>> Start EXTRACTED DATA
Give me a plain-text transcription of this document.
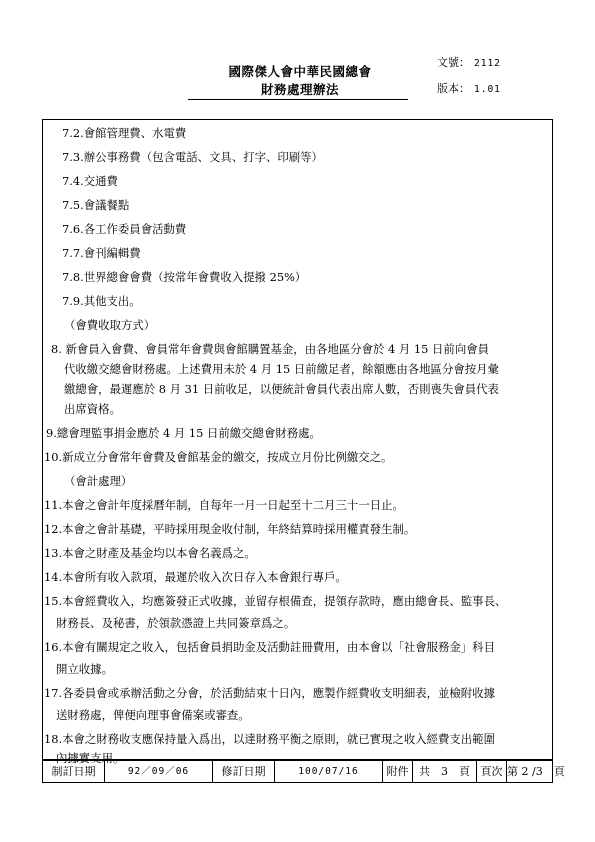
國際傑人會中華民國總會
財務處理辦法
文號： 2112
版本： 1.01
7.2.會館管理費、水電費
7.3.辦公事務費（包含電話、文具、打字、印刷等）
7.4.交通費
7.5.會議餐點
7.6.各工作委員會活動費
7.7.會刊編輯費
7.8.世界總會會費（按常年會費收入提撥 25%）
7.9.其他支出。
（會費收取方式）
8. 新會員入會費、會員常年會費與會館購置基金，由各地區分會於 4 月 15 日前向會員
代收繳交總會財務處。上述費用未於 4 月 15 日前繳足者，餘額應由各地區分會按月彙
繳總會，最遲應於 8 月 31 日前收足，以便統計會員代表出席人數，否則喪失會員代表
出席資格。
9.總會理監事捐金應於 4 月 15 日前繳交總會財務處。
10.新成立分會常年會費及會館基金的繳交，按成立月份比例繳交之。
（會計處理）
11.本會之會計年度採曆年制，自每年一月一日起至十二月三十一日止。
12.本會之會計基礎，平時採用現金收付制，年終結算時採用權責發生制。
13.本會之財產及基金均以本會名義爲之。
14.本會所有收入款項，最遲於收入次日存入本會銀行專戶。
15.本會經費收入，均應簽發正式收據，並留存根備查，提領存款時，應由總會長、監事長、
財務長、及秘書，於領款憑證上共同簽章爲之。
16.本會有關規定之收入，包括會員捐助金及活動註冊費用，由本會以「社會服務金」科目
開立收據。
17.各委員會或承辦活動之分會，於活動結束十日內，應製作經費收支明細表，並檢附收據
送財務處，俾便向理事會備案或審查。
18.本會之財務收支應保持量入爲出，以達財務平衡之原則，就已實現之收入經費支出範圍
內據實支用。
制訂日期	92／09／06	修訂日期	100/07/16	附件 共　3　頁 頁次 第 2 /3　頁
>> End EXTRACTED DATA
Retype everything in the material word for word, minus pictures.

[RESPONSE]
Give me a plain-text transcription of this document.
國際傑人會中華民國總會
財務處理辦法
文號： 2112
版本： 1.01
7.2.會館管理費、水電費
7.3.辦公事務費（包含電話、文具、打字、印刷等）
7.4.交通費
7.5.會議餐點
7.6.各工作委員會活動費
7.7.會刊編輯費
7.8.世界總會會費（按常年會費收入提撥 25%）
7.9.其他支出。
（會費收取方式）
8. 新會員入會費、會員常年會費與會館購置基金，由各地區分會於 4 月 15 日前向會員
代收繳交總會財務處。上述費用未於 4 月 15 日前繳足者，餘額應由各地區分會按月彙
繳總會，最遲應於 8 月 31 日前收足，以便統計會員代表出席人數，否則喪失會員代表
出席資格。
9.總會理監事捐金應於 4 月 15 日前繳交總會財務處。
10.新成立分會常年會費及會館基金的繳交，按成立月份比例繳交之。
（會計處理）
11.本會之會計年度採曆年制，自每年一月一日起至十二月三十一日止。
12.本會之會計基礎，平時採用現金收付制，年終結算時採用權責發生制。
13.本會之財產及基金均以本會名義爲之。
14.本會所有收入款項，最遲於收入次日存入本會銀行專戶。
15.本會經費收入，均應簽發正式收據，並留存根備查，提領存款時，應由總會長、監事長、
財務長、及秘書，於領款憑證上共同簽章爲之。
16.本會有關規定之收入，包括會員捐助金及活動註冊費用，由本會以「社會服務金」科目
開立收據。
17.各委員會或承辦活動之分會，於活動結束十日內，應製作經費收支明細表，並檢附收據
送財務處，俾便向理事會備案或審查。
18.本會之財務收支應保持量入爲出，以達財務平衡之原則，就已實現之收入經費支出範圍
內據實支用。
制訂日期	92／09／06	修訂日期	100/07/16	附件 共　3　頁 頁次 第 2 /3　頁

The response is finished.